- **SET EXERCISE**
In the listing that follows, count each line containing the string "JSON" and report only the count.

[start of RECORDS TO USE]

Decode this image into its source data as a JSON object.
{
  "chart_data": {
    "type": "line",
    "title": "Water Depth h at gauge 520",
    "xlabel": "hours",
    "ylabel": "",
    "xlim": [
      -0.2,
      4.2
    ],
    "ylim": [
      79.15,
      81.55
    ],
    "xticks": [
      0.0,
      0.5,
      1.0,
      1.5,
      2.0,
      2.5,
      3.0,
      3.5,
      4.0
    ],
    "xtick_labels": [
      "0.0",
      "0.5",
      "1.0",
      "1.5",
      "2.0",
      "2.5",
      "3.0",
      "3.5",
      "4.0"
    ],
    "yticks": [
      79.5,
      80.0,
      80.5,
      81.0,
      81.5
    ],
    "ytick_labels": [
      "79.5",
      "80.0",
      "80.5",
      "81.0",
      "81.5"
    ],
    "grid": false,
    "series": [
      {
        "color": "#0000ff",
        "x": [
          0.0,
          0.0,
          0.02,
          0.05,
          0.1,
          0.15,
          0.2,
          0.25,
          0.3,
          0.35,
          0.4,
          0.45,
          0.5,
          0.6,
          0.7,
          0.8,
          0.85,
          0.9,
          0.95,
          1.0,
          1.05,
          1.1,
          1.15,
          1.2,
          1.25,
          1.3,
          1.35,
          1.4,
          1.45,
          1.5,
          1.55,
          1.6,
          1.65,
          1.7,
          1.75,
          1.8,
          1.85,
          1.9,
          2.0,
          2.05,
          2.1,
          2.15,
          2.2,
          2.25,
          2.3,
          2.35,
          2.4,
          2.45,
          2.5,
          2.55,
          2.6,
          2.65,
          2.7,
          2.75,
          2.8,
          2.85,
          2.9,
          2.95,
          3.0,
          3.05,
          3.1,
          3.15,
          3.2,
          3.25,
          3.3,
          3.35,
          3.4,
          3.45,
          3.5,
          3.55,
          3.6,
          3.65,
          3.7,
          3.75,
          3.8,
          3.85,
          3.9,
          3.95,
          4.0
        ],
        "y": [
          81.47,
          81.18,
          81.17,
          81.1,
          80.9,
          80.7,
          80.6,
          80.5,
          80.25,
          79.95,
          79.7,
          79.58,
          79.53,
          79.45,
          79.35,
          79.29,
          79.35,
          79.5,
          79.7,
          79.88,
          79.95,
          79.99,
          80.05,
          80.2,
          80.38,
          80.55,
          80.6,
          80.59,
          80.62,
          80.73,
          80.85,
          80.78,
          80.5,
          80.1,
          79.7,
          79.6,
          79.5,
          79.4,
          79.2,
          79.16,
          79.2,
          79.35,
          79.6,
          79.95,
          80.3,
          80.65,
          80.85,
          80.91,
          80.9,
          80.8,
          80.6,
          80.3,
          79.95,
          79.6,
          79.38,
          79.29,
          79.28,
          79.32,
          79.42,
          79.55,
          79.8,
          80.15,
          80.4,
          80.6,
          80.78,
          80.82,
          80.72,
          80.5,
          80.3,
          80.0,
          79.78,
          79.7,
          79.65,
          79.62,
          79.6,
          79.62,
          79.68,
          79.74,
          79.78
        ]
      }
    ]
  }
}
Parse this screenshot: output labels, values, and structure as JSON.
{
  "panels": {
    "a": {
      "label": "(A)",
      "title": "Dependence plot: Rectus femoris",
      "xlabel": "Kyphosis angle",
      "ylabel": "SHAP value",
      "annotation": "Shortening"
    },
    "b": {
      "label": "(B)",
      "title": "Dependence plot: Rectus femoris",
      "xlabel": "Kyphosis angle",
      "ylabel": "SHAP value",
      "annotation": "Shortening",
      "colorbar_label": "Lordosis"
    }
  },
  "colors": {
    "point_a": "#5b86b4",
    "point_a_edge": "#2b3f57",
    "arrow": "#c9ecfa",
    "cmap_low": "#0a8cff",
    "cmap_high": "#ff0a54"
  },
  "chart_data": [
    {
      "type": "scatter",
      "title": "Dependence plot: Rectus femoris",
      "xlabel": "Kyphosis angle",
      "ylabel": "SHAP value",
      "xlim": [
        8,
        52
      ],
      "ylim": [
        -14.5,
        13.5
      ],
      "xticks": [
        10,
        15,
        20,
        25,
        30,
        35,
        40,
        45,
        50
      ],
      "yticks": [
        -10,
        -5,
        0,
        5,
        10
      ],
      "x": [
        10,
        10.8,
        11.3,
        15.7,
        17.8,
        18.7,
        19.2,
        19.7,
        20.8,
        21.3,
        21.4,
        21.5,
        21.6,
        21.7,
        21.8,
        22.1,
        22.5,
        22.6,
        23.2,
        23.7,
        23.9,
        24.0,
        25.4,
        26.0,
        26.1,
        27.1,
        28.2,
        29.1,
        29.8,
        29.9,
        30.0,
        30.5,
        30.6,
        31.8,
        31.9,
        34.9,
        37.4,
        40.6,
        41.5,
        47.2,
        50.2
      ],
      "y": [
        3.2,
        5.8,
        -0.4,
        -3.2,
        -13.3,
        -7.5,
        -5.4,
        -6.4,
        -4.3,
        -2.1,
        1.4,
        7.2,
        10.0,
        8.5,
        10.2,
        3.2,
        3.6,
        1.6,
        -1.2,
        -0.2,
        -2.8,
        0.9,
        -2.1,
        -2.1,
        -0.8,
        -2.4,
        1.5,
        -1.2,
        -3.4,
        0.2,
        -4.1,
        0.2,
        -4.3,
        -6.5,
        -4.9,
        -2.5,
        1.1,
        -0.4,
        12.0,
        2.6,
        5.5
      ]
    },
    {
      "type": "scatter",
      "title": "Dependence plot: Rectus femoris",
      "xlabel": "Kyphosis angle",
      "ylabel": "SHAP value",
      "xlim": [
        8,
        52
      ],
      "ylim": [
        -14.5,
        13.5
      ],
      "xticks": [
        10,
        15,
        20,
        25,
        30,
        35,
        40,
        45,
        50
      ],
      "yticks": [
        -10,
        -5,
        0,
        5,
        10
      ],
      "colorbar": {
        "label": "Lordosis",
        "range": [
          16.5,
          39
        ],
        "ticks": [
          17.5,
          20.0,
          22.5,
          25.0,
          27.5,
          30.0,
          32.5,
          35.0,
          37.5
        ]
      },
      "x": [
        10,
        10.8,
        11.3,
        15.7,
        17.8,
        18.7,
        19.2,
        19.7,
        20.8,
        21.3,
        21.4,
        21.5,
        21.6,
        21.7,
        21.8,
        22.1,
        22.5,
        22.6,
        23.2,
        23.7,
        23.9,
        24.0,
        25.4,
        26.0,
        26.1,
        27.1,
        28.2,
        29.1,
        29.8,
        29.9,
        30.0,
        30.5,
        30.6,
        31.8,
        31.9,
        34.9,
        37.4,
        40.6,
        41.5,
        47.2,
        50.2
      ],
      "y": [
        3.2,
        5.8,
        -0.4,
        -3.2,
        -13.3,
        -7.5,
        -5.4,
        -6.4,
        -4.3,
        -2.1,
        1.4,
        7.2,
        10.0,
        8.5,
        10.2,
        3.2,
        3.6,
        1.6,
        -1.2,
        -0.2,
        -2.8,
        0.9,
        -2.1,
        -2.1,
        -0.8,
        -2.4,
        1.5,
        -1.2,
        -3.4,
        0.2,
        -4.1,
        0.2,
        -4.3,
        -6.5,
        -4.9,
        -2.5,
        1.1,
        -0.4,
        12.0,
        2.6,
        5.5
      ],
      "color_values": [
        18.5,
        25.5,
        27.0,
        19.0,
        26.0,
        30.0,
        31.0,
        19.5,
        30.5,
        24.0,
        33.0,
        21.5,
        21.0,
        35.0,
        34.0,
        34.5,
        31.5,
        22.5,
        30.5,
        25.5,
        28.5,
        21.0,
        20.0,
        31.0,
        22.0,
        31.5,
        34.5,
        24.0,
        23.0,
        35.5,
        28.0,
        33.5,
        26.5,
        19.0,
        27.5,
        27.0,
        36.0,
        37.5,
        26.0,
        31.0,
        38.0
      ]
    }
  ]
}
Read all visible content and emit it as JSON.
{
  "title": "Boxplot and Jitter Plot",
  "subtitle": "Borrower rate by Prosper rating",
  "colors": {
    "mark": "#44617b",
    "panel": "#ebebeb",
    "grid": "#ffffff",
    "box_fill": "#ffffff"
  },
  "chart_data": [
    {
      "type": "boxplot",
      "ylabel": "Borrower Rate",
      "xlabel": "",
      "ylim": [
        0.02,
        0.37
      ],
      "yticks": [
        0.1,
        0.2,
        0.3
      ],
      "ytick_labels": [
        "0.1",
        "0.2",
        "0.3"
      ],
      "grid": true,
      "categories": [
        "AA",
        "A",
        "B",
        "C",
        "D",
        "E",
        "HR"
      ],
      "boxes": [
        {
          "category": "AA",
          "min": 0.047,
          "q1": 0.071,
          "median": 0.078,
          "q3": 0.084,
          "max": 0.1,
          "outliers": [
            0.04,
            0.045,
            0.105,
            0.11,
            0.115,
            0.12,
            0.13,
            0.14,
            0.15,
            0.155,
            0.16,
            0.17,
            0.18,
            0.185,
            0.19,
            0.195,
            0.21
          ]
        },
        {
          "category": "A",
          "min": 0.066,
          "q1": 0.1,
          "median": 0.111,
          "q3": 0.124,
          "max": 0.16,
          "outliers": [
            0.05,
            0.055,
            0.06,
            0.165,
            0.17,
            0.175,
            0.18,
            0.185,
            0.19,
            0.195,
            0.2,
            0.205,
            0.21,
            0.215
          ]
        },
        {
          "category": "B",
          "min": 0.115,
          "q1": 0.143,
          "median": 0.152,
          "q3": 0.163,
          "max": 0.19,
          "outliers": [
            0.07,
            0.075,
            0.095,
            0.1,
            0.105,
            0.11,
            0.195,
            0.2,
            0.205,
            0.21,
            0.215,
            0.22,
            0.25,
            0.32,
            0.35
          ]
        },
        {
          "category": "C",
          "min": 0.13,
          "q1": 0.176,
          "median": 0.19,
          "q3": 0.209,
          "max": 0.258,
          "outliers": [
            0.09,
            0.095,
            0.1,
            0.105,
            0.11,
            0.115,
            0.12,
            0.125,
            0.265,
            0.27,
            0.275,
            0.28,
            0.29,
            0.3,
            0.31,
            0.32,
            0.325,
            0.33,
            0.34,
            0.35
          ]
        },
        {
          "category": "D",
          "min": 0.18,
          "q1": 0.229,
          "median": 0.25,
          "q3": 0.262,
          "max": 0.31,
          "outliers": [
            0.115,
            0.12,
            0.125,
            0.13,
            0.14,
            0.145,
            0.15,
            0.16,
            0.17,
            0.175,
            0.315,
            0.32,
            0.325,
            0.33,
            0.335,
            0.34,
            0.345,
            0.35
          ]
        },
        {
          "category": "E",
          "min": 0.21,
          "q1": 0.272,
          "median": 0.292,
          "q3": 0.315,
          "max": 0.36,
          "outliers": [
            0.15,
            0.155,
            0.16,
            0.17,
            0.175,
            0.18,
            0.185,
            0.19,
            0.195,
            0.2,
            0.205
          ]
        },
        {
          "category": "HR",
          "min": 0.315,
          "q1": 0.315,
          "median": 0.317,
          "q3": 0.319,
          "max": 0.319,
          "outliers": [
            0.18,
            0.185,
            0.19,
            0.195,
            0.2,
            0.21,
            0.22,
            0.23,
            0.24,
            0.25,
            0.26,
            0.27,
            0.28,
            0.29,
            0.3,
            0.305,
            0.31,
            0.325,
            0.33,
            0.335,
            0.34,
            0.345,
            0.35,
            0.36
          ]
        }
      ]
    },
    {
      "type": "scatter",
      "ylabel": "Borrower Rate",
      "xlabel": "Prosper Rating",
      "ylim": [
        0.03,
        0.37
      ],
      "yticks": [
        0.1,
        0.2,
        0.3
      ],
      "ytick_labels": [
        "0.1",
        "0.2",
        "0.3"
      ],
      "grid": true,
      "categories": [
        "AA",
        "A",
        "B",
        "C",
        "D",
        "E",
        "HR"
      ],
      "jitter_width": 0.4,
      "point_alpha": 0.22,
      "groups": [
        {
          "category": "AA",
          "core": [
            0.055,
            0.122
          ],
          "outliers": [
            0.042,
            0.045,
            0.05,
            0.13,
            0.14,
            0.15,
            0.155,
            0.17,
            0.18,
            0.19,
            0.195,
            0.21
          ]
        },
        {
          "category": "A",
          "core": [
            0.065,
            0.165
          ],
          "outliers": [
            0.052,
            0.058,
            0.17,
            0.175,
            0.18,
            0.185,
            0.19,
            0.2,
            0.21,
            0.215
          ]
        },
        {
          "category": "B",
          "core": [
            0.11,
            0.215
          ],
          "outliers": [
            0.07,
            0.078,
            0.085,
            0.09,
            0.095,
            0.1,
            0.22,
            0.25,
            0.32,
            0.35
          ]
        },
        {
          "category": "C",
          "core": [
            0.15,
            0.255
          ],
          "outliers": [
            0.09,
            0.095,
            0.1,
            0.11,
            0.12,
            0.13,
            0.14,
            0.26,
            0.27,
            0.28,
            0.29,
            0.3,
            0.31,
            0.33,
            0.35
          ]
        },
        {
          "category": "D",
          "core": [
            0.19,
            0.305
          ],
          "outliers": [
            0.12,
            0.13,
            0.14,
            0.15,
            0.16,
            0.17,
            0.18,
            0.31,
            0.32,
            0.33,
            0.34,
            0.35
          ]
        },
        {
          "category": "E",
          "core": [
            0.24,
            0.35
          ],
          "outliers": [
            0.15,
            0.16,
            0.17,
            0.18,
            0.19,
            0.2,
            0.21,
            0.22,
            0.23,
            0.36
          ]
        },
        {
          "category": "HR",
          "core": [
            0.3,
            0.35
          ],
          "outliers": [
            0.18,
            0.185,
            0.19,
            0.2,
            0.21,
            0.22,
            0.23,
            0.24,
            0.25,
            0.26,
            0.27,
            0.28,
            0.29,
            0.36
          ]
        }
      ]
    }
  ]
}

[end of RECORDS TO USE]

- **ANSWER BELOW**
3